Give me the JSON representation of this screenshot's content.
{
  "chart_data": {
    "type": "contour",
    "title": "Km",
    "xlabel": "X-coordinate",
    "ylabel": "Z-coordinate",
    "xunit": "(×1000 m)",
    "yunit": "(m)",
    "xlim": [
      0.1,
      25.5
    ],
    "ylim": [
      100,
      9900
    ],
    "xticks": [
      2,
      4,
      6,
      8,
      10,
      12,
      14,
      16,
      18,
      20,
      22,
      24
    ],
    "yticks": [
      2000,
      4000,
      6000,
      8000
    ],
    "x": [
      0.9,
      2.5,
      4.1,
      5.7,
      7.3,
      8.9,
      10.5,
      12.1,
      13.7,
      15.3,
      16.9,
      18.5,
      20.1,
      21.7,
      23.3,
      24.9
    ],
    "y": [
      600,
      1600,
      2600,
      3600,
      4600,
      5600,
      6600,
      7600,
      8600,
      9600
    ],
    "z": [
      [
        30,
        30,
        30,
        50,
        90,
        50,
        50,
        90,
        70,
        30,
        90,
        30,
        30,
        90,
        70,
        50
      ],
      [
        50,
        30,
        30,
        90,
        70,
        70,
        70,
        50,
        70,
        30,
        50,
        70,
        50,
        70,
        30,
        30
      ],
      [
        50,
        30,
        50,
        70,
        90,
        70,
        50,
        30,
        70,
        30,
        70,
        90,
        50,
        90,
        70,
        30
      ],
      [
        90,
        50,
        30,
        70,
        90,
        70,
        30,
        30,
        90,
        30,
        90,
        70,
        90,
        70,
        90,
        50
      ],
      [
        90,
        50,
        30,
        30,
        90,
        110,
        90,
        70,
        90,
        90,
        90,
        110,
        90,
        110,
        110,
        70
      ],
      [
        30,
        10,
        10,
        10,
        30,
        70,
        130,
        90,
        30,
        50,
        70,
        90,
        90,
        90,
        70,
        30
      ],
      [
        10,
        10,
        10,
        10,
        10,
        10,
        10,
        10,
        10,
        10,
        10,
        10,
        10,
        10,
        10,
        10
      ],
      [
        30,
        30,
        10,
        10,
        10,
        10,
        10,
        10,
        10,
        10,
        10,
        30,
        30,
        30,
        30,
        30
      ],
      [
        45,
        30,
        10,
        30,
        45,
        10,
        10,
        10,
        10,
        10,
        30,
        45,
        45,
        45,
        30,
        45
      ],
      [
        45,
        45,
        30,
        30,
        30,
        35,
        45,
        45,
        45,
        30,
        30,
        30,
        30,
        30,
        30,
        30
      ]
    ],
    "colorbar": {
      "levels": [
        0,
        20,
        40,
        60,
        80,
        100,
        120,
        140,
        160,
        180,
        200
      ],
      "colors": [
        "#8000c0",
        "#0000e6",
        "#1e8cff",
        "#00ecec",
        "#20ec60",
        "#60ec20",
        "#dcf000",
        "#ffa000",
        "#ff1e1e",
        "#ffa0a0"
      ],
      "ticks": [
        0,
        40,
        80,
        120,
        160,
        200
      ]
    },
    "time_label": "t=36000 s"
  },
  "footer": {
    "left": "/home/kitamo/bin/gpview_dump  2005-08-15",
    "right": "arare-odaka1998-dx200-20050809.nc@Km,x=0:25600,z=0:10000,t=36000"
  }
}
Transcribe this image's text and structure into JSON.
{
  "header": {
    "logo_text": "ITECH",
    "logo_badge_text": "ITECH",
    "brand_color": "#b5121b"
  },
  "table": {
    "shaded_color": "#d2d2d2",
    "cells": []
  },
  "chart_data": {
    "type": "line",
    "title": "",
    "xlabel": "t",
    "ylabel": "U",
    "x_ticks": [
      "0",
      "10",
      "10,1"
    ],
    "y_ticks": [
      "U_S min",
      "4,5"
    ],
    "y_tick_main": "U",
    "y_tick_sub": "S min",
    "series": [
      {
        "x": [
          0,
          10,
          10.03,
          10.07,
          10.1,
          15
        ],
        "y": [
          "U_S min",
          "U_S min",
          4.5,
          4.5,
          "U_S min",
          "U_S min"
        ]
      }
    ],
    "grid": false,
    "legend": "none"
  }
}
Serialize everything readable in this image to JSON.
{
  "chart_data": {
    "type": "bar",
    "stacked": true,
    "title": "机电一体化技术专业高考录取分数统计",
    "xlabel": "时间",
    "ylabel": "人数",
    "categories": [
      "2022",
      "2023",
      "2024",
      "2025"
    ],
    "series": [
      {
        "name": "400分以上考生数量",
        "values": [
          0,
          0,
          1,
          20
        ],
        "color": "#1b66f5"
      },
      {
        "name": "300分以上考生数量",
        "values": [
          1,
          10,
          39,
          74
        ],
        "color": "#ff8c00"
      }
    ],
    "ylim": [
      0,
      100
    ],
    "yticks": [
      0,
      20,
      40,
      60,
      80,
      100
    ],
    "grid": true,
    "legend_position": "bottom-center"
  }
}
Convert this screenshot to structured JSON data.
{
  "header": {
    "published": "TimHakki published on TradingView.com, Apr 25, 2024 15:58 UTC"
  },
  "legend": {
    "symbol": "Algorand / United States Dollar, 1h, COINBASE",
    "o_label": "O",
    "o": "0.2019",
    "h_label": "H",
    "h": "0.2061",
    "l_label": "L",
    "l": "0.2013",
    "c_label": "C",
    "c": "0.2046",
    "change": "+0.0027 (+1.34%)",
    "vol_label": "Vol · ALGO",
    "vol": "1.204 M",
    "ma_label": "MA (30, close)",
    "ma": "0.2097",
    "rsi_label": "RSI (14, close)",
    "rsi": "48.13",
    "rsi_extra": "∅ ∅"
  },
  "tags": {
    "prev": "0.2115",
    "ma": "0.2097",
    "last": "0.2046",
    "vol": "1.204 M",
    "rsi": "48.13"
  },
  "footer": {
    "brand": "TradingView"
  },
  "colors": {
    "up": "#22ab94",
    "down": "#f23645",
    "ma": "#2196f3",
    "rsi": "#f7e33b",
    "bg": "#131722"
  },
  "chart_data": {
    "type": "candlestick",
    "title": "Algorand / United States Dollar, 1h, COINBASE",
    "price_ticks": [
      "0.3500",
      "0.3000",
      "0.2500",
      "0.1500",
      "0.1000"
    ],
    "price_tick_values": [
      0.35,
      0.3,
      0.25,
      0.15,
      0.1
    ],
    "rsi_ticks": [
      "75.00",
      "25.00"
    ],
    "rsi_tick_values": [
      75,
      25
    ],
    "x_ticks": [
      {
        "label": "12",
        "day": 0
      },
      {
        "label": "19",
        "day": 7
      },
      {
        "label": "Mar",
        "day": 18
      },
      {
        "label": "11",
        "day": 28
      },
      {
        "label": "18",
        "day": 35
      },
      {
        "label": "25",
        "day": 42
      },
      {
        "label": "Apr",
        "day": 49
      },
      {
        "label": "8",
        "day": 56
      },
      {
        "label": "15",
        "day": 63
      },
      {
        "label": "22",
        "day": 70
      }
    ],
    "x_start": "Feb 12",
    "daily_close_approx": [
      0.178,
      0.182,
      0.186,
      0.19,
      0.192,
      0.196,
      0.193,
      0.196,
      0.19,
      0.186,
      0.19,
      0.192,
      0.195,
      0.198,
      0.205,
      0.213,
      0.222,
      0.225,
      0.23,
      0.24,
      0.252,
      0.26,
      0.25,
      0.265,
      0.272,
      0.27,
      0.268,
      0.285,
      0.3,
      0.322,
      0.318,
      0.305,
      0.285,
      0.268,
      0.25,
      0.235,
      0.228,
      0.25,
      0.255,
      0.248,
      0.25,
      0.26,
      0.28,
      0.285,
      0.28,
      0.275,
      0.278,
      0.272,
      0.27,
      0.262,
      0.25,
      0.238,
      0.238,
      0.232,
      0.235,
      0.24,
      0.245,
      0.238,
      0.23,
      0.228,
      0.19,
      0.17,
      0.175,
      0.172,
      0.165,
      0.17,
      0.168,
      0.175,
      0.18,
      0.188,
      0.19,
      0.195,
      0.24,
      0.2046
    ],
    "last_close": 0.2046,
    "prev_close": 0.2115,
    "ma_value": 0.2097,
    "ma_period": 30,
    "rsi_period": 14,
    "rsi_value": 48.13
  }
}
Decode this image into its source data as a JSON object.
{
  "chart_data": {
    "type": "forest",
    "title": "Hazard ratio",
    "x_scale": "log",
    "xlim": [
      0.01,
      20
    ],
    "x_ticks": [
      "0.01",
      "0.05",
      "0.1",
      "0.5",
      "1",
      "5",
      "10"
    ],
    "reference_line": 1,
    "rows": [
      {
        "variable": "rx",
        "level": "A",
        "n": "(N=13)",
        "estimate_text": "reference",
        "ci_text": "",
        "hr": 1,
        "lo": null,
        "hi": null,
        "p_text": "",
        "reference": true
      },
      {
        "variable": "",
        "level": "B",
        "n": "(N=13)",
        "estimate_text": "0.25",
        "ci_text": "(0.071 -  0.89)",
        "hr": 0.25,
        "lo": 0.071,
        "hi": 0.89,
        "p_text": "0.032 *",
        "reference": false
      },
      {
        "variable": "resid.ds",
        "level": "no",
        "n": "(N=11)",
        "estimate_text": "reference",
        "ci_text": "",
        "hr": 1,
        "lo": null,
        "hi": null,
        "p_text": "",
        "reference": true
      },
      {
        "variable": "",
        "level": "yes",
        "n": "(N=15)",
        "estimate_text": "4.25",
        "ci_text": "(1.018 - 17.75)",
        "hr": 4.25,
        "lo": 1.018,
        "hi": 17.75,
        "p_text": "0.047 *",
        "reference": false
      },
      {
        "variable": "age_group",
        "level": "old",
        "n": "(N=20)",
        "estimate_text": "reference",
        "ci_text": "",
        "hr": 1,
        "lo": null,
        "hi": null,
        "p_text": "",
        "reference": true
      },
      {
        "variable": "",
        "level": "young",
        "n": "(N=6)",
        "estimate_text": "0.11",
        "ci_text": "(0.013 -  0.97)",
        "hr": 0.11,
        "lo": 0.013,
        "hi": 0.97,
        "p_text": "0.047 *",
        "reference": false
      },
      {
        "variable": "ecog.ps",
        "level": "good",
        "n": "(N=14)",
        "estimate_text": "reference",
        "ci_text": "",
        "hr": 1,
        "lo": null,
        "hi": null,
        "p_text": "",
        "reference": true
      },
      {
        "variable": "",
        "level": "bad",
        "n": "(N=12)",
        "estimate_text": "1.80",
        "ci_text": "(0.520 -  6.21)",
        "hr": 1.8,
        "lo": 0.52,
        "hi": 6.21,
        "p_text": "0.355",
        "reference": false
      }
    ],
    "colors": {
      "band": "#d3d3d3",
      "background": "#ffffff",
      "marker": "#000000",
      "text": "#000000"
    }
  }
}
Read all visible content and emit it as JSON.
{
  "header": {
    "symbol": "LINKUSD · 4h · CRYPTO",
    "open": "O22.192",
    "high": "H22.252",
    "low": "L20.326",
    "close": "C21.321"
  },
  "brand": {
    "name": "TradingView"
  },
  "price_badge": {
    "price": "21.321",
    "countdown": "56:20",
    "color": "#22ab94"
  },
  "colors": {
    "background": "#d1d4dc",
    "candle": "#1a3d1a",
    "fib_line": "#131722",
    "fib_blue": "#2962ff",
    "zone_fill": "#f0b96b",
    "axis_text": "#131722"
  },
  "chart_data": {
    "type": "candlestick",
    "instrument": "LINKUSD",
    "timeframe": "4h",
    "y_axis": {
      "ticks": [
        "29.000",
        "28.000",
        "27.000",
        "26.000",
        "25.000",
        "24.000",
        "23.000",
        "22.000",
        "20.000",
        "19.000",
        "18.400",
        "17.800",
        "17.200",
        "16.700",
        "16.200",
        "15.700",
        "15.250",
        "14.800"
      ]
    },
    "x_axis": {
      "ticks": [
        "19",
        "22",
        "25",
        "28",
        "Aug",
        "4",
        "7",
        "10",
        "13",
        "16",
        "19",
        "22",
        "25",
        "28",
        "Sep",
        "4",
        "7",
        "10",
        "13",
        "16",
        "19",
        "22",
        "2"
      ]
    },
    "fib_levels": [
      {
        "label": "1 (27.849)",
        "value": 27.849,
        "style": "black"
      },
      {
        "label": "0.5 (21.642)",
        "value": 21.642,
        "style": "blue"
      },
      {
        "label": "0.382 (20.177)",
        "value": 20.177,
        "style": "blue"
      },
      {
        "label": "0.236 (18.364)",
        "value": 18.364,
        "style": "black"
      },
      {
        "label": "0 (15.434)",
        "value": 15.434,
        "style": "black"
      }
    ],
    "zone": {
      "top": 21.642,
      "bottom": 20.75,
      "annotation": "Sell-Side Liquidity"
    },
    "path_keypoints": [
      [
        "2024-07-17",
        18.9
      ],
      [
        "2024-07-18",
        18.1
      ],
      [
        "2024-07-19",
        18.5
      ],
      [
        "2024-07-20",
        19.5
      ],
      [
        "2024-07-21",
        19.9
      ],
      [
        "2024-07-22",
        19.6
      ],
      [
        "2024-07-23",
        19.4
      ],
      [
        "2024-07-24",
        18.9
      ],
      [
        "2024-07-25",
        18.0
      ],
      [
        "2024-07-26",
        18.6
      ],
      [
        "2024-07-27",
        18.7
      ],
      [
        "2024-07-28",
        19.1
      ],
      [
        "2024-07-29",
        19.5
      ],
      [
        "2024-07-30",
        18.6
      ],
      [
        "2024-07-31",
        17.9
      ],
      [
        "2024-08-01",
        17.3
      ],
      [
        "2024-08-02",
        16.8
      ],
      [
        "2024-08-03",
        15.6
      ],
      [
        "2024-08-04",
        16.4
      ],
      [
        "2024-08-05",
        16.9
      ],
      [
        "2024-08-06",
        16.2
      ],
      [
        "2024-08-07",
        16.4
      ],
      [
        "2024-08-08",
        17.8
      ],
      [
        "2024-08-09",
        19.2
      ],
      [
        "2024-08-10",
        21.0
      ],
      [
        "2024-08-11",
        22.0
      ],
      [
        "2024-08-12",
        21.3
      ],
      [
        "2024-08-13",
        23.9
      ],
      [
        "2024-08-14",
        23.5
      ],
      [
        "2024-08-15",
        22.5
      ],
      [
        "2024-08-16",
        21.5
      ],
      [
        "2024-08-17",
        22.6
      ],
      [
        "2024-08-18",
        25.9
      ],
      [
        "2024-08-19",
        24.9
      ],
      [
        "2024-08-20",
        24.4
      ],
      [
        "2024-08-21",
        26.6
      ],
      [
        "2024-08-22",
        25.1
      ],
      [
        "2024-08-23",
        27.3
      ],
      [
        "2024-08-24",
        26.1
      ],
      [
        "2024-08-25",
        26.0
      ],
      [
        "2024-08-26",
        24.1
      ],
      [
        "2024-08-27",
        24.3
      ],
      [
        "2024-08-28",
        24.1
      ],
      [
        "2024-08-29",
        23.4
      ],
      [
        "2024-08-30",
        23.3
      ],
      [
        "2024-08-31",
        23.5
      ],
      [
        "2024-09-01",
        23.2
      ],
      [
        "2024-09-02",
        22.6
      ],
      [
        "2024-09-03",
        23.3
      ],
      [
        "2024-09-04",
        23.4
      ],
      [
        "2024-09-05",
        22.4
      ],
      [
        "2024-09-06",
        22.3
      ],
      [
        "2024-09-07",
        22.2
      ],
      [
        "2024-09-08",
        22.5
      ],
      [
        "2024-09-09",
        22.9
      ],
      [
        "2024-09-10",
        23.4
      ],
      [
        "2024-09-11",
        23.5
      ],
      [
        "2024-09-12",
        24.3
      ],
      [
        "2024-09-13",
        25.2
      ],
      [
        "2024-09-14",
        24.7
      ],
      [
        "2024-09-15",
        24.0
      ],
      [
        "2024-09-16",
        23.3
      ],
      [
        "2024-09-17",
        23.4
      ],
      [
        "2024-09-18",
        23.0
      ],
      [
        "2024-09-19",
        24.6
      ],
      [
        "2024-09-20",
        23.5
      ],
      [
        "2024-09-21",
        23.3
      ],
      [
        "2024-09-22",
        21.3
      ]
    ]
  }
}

---

◆ **Short exercise**: Report only the number of lines in the records that include the word "image".

◆ **Full response**: 3